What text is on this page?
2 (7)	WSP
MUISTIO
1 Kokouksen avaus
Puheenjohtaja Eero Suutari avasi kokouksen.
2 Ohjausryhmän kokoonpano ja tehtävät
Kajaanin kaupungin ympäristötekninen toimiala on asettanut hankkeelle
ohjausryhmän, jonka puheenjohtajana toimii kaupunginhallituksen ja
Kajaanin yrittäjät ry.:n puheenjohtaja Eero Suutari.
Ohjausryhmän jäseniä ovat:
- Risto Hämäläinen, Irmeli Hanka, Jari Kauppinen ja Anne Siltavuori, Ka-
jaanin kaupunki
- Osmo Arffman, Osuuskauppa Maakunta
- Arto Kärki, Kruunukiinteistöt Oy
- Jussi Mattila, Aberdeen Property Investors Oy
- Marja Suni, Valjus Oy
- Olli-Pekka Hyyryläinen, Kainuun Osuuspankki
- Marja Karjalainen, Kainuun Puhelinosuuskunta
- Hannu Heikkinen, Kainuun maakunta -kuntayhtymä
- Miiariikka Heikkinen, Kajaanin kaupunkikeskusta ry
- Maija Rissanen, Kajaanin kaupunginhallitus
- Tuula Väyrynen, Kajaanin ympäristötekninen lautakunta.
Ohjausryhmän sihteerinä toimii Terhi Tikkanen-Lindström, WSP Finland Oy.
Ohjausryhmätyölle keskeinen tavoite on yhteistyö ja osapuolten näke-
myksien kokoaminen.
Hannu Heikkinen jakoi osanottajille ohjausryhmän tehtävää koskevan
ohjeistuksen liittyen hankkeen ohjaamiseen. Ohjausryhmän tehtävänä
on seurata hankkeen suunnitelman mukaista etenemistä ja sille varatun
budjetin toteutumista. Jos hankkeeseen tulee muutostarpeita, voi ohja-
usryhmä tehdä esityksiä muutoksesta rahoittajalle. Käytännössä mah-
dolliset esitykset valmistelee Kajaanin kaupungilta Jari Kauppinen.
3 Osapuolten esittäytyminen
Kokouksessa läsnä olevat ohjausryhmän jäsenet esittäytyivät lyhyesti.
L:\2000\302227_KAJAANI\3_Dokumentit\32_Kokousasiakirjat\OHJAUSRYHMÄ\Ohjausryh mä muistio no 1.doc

──────────────────────────────

### Directions for this task
Take every line above carrying "Suutari" and return it.

### Right answer
Puheenjohtaja Eero Suutari avasi kokouksen.
Kajaanin yrittäjät ry.:n puheenjohtaja Eero Suutari.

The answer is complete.